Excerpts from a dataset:

____________________

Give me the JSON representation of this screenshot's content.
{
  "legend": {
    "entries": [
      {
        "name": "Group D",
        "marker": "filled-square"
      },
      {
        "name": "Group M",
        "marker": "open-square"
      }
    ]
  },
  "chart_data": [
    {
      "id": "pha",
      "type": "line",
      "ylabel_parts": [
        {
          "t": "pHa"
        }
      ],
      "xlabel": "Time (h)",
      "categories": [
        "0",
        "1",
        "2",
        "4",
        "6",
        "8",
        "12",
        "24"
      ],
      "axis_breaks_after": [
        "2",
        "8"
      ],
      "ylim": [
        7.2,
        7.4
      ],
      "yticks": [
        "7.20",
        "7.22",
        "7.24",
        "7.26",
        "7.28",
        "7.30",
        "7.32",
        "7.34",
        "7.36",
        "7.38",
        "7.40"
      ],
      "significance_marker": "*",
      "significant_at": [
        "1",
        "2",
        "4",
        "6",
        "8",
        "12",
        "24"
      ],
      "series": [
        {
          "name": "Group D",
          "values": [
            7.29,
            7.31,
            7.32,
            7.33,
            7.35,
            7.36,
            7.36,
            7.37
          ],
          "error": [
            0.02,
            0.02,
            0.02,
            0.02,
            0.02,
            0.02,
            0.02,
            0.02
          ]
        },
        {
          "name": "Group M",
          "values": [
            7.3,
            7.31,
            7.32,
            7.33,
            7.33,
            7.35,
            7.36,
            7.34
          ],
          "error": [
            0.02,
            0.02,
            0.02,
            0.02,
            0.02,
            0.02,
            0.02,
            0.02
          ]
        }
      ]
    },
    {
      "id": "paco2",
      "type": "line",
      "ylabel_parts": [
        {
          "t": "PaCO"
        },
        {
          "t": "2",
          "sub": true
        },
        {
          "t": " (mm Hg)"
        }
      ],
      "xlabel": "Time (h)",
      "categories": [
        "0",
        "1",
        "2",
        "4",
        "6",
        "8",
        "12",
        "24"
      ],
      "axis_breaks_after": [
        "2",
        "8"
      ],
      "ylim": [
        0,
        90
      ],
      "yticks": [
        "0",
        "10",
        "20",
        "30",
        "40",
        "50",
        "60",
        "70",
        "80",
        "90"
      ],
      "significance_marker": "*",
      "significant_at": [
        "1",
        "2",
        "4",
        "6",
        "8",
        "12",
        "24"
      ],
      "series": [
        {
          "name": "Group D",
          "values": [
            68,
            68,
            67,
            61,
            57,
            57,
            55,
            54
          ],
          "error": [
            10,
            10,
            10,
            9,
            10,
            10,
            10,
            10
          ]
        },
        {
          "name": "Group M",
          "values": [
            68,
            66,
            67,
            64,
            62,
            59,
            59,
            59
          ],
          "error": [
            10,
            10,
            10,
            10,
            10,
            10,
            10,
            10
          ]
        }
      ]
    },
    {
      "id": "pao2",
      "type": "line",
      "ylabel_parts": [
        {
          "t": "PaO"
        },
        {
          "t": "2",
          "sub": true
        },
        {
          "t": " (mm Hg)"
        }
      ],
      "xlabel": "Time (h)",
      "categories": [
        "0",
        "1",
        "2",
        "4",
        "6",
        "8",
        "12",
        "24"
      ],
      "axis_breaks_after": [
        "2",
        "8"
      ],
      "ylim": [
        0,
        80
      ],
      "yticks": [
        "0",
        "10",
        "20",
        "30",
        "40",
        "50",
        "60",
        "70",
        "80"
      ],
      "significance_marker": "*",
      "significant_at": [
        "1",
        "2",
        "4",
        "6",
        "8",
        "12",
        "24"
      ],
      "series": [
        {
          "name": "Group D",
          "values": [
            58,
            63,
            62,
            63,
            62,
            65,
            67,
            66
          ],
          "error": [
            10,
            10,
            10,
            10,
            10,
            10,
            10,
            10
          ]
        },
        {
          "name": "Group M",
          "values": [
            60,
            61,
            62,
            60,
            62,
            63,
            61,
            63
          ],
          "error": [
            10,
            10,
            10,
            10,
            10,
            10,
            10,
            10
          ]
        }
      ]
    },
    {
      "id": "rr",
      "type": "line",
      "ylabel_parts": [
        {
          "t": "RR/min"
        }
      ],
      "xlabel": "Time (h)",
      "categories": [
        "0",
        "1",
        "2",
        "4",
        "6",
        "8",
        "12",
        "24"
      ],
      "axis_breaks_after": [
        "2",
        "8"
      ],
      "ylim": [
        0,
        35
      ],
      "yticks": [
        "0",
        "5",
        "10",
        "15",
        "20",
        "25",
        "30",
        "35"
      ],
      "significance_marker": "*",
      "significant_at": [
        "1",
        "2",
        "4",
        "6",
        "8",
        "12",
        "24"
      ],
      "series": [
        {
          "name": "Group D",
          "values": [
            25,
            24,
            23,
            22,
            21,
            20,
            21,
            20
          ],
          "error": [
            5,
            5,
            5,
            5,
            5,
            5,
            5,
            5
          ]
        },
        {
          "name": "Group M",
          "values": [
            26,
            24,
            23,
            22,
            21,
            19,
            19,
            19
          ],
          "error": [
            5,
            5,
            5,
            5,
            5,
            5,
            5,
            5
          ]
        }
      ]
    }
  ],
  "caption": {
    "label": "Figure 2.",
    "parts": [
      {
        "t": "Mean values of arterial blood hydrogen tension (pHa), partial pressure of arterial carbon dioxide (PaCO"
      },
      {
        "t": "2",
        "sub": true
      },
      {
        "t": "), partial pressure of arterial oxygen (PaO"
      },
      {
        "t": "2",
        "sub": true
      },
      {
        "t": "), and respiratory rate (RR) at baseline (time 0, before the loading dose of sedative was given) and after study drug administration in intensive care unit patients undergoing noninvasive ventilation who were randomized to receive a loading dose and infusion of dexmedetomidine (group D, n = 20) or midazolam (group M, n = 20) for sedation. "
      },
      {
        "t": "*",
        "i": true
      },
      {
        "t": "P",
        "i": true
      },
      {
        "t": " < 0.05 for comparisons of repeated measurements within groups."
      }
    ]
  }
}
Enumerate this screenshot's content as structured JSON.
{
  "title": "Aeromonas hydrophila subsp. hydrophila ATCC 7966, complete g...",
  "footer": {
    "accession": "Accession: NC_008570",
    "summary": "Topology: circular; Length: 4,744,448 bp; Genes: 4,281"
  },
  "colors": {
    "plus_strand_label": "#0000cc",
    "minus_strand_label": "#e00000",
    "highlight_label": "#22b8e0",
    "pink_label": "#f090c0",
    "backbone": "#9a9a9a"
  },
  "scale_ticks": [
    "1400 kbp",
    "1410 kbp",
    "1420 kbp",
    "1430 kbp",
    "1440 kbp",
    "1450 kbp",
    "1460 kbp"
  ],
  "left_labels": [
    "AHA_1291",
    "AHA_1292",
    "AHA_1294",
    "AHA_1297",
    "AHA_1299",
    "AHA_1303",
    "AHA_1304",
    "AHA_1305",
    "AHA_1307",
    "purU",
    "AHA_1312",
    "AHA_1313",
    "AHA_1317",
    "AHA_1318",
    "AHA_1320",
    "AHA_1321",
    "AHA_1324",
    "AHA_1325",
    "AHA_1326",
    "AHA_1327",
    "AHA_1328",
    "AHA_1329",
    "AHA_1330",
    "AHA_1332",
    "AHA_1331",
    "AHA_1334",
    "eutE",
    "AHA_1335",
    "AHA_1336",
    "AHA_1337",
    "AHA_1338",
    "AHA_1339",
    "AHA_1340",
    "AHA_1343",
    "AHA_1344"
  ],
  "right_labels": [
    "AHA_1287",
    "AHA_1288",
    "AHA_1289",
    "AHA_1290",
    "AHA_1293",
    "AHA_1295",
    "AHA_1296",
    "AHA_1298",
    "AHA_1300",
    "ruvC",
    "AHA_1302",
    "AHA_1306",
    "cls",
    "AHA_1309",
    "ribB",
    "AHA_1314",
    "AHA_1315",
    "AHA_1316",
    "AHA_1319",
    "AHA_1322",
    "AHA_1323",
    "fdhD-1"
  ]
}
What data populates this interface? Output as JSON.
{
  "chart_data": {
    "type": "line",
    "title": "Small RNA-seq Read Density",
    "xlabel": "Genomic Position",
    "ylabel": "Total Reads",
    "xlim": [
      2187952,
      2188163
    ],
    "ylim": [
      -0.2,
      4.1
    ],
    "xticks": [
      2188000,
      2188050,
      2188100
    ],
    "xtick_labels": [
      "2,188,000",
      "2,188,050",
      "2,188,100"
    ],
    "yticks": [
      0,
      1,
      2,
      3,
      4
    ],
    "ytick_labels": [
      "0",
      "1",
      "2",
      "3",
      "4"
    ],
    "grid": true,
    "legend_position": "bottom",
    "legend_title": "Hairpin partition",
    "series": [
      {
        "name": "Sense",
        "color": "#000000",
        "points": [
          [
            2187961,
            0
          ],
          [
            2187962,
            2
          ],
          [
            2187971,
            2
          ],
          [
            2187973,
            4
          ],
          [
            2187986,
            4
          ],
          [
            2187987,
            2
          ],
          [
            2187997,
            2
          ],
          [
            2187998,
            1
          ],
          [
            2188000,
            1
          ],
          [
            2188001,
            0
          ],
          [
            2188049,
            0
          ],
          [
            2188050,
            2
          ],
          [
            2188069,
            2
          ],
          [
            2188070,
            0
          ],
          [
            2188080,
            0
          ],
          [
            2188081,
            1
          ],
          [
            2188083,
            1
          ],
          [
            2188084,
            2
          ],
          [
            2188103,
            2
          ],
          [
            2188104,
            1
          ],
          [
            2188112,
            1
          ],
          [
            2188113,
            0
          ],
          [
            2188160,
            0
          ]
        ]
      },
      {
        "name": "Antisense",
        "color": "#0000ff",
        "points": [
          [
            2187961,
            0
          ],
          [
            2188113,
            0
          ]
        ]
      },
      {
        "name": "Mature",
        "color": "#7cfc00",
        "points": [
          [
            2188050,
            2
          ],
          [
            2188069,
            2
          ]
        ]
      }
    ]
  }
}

____________________

Task to carry out:
Lines containing the string "this" are the ones to copy from the entries above.

Answer section:
Give me the JSON representation of this screenshot's content.
Enumerate this screenshot's content as structured JSON.
What data populates this interface? Output as JSON.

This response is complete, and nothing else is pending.